(Material shown):

"""

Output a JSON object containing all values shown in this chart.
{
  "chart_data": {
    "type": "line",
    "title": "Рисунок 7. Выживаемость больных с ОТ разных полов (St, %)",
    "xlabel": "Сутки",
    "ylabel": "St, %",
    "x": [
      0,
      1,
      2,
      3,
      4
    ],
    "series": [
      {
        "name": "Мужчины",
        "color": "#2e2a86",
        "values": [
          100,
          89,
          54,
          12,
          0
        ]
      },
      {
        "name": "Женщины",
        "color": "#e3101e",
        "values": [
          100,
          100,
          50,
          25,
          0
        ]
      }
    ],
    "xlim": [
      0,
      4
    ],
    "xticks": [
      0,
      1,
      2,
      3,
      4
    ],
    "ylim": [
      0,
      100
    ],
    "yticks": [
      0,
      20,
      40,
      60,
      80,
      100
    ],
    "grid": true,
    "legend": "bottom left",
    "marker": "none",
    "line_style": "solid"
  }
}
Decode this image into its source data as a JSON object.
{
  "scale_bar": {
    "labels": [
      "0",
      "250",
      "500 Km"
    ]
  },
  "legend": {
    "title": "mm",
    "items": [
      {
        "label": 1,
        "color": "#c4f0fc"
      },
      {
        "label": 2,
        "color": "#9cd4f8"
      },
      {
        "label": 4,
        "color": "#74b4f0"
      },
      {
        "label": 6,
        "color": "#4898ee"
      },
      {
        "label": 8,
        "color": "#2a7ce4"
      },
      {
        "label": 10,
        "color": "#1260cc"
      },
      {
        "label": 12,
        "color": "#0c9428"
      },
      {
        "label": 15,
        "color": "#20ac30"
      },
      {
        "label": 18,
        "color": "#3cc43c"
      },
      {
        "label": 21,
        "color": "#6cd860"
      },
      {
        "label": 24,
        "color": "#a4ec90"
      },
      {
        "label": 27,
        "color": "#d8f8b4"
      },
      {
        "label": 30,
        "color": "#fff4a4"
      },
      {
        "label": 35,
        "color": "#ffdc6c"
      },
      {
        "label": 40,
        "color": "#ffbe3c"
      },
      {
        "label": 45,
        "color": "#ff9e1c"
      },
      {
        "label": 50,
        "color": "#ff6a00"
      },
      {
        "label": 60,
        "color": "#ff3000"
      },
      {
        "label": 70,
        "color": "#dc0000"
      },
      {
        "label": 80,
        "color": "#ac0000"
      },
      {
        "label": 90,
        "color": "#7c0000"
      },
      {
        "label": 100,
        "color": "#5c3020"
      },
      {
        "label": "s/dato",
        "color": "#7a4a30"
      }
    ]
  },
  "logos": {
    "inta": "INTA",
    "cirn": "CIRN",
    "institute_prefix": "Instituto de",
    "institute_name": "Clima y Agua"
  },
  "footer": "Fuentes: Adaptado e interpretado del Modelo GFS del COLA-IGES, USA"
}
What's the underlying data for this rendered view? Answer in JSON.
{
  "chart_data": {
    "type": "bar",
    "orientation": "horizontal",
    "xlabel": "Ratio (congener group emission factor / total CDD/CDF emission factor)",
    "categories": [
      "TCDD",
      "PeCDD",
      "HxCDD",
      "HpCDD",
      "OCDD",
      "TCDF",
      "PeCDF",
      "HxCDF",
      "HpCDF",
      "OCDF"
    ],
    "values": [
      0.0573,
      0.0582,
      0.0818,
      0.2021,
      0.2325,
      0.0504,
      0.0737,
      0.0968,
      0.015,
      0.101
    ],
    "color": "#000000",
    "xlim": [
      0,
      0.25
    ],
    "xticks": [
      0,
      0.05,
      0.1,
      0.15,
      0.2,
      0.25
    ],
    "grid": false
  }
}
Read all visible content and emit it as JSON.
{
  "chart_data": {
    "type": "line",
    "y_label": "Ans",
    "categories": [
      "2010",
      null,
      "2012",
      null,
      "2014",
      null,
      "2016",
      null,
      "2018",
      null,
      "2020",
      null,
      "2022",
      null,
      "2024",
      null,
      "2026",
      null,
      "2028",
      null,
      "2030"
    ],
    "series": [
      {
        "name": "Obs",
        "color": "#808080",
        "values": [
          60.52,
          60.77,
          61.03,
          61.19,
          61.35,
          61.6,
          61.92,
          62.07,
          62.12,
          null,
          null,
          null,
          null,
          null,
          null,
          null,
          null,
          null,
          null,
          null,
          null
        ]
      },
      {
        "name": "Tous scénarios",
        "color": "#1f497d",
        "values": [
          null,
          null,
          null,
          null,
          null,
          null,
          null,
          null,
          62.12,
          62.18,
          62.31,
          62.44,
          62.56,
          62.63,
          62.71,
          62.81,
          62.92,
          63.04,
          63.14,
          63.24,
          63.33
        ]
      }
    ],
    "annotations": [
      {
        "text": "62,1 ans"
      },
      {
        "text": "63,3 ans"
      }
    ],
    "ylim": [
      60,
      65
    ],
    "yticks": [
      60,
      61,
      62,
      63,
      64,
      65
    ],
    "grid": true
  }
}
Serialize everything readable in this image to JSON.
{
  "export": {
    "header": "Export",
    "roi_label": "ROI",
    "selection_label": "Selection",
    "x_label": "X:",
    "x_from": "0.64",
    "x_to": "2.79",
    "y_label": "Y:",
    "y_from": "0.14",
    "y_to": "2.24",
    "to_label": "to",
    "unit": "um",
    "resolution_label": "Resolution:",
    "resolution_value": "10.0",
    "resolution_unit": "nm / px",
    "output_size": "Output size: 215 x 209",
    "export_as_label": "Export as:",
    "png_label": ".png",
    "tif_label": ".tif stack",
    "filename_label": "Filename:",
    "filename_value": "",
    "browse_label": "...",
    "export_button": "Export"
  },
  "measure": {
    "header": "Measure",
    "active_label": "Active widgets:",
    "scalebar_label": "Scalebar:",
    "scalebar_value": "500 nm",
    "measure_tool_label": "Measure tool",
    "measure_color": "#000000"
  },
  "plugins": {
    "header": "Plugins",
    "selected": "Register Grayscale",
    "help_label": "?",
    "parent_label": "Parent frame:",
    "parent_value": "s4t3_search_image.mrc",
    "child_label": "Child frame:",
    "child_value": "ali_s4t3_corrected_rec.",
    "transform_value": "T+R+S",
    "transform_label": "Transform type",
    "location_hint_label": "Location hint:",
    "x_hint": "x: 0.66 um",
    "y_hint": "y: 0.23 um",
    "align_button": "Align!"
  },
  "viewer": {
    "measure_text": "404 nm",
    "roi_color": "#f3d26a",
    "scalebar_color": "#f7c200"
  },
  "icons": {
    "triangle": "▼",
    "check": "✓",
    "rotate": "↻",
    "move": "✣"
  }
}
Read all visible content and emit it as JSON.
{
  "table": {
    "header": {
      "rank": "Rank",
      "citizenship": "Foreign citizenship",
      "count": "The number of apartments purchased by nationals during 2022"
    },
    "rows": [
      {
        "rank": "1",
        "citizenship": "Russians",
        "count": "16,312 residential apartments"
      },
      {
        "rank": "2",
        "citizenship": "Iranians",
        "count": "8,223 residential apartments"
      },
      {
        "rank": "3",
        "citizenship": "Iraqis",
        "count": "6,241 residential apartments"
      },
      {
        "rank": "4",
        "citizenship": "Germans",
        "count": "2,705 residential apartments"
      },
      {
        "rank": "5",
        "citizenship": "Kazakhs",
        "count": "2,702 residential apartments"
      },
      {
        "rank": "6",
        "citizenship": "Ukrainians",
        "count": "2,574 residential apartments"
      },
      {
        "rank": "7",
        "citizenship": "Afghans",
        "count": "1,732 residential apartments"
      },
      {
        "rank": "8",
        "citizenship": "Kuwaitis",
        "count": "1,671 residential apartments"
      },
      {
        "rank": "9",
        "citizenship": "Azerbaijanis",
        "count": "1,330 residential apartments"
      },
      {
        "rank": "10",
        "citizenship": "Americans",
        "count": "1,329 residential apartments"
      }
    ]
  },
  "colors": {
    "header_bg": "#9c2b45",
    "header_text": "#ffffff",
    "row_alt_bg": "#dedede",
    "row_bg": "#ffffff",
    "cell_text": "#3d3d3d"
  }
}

"""

(Your goal): Check each line of the records for "citizenship" and copy the ones that contain it.

(Exercise result):
      "citizenship": "Foreign citizenship",
        "citizenship": "Russians",
        "citizenship": "Iranians",
        "citizenship": "Iraqis",
        "citizenship": "Germans",
        "citizenship": "Kazakhs",
        "citizenship": "Ukrainians",
        "citizenship": "Afghans",
        "citizenship": "Kuwaitis",
        "citizenship": "Azerbaijanis",
        "citizenship": "Americans",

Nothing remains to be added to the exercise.